◆ **SHORT EXERCISE**:
Rewrite the stretch of the material from its first line through the line containing "- month-value-cell[interactable]: [205, 798, 237, 877]" as a numbered list, leaving out any blank lines.
** start of SUPPLIED INFORMATION **
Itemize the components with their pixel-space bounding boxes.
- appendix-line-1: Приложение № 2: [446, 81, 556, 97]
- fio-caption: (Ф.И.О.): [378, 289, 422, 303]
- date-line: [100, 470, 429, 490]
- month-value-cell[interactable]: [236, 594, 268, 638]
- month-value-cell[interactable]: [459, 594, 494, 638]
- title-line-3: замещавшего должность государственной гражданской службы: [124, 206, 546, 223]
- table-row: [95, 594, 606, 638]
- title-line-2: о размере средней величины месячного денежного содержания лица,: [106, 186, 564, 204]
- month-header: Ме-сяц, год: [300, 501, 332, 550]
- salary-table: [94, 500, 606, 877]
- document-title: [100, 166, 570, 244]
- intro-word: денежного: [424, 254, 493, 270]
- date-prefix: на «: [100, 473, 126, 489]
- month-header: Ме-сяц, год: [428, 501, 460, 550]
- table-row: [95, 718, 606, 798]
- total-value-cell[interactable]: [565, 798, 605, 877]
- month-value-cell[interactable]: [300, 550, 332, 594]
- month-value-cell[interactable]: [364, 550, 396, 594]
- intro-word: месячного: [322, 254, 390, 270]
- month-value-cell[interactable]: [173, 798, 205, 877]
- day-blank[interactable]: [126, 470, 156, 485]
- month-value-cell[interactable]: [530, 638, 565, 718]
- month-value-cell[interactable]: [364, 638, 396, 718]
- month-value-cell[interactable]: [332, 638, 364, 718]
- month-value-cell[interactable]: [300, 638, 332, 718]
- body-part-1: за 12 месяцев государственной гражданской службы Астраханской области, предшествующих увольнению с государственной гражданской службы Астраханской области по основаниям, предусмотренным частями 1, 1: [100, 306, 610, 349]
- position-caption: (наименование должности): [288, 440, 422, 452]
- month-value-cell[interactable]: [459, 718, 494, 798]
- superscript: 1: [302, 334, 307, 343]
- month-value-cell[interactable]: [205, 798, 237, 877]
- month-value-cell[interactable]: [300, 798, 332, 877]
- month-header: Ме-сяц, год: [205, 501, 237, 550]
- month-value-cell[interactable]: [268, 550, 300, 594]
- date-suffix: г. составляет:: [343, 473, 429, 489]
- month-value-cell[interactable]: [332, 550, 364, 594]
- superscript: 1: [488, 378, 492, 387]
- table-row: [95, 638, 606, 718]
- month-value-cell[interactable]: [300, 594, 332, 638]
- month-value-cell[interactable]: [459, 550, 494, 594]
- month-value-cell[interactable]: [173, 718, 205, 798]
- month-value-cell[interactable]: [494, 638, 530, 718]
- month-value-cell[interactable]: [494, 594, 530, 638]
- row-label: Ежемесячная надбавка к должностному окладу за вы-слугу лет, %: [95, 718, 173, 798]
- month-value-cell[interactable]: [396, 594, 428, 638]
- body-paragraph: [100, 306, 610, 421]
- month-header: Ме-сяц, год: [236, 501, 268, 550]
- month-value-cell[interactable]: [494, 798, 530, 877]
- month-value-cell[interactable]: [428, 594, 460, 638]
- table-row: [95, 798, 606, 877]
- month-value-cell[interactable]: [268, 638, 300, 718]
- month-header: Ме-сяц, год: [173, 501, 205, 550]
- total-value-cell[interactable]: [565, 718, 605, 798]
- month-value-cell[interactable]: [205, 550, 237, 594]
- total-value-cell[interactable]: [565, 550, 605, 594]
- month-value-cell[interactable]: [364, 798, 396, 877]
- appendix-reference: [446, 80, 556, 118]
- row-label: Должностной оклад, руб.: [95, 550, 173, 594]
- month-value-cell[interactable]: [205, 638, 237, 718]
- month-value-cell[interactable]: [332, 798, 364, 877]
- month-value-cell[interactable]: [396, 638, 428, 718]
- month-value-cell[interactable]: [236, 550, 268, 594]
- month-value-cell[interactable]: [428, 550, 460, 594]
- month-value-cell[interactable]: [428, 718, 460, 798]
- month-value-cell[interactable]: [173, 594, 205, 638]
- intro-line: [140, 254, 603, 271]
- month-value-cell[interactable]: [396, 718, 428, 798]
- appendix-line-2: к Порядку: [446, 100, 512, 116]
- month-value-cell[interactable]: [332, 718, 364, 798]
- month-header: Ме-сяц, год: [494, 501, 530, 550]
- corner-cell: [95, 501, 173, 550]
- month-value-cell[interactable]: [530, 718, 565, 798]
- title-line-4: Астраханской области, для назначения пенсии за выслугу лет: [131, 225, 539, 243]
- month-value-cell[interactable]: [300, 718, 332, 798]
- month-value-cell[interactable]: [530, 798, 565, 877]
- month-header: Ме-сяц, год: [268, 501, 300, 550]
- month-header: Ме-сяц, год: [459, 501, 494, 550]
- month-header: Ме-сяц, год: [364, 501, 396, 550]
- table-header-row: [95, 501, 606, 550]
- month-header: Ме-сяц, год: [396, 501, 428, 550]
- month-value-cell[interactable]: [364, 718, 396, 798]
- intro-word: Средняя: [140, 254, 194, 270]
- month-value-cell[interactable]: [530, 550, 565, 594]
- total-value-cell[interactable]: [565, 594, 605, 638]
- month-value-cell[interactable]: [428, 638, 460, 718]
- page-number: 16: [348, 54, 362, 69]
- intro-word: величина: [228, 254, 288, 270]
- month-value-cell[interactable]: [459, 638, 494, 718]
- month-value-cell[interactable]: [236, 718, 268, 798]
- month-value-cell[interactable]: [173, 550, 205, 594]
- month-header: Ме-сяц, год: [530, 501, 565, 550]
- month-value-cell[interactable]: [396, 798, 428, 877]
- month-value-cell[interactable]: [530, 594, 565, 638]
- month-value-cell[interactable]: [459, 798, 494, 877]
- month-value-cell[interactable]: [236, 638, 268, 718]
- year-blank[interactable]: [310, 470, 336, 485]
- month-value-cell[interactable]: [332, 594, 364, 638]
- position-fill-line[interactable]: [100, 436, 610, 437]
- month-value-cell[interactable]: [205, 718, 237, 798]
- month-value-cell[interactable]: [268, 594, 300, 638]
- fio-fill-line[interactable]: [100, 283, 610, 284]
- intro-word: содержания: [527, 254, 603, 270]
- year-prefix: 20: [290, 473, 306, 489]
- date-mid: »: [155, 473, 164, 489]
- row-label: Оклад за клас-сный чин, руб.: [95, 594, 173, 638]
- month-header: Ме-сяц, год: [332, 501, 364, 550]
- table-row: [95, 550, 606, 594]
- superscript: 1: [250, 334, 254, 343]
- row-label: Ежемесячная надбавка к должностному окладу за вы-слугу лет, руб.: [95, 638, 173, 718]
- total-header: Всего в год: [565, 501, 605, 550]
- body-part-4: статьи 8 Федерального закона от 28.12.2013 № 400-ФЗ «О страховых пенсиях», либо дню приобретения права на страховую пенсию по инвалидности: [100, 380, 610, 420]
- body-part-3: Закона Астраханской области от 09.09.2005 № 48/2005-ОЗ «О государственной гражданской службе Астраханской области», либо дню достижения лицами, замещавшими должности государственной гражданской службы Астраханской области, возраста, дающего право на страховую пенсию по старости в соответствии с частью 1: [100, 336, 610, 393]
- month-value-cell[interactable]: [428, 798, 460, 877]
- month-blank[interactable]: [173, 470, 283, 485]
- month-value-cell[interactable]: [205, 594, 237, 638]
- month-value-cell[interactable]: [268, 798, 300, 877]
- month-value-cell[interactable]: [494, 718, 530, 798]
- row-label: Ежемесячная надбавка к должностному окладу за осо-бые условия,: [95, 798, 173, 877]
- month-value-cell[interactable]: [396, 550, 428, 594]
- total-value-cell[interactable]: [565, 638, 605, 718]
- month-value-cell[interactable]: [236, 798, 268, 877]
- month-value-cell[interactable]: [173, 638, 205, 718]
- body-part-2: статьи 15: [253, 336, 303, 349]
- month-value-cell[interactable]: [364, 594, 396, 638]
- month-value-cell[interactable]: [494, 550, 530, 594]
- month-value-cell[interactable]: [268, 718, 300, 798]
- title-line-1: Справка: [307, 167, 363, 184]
** end of SUPPLIED INFORMATION **
◆ **FULL SOLUTION**:
1. Itemize the components with their pixel-space bounding boxes.
2. - appendix-line-1: Приложение № 2: [446, 81, 556, 97]
3. - fio-caption: (Ф.И.О.): [378, 289, 422, 303]
4. - date-line: [100, 470, 429, 490]
5. - month-value-cell[interactable]: [236, 594, 268, 638]
6. - month-value-cell[interactable]: [459, 594, 494, 638]
7. - title-line-3: замещавшего должность государственной гражданской службы: [124, 206, 546, 223]
8. - table-row: [95, 594, 606, 638]
9. - title-line-2: о размере средней величины месячного денежного содержания лица,: [106, 186, 564, 204]
10. - month-header: Ме-сяц, год: [300, 501, 332, 550]
11. - salary-table: [94, 500, 606, 877]
12. - document-title: [100, 166, 570, 244]
13. - intro-word: денежного: [424, 254, 493, 270]
14. - date-prefix: на «: [100, 473, 126, 489]
15. - month-header: Ме-сяц, год: [428, 501, 460, 550]
16. - table-row: [95, 718, 606, 798]
17. - total-value-cell[interactable]: [565, 798, 605, 877]
18. - month-value-cell[interactable]: [300, 550, 332, 594]
19. - month-value-cell[interactable]: [364, 550, 396, 594]
20. - intro-word: месячного: [322, 254, 390, 270]
21. - month-value-cell[interactable]: [173, 798, 205, 877]
22. - day-blank[interactable]: [126, 470, 156, 485]
23. - month-value-cell[interactable]: [530, 638, 565, 718]
24. - month-value-cell[interactable]: [364, 638, 396, 718]
25. - month-value-cell[interactable]: [332, 638, 364, 718]
26. - month-value-cell[interactable]: [300, 638, 332, 718]
27. - body-part-1: за 12 месяцев государственной гражданской службы Астраханской области, предшествующих увольнению с государственной гражданской службы Астраханской области по основаниям, предусмотренным частями 1, 1: [100, 306, 610, 349]
28. - position-caption: (наименование должности): [288, 440, 422, 452]
29. - month-value-cell[interactable]: [459, 718, 494, 798]
30. - superscript: 1: [302, 334, 307, 343]
31. - month-value-cell[interactable]: [205, 798, 237, 877]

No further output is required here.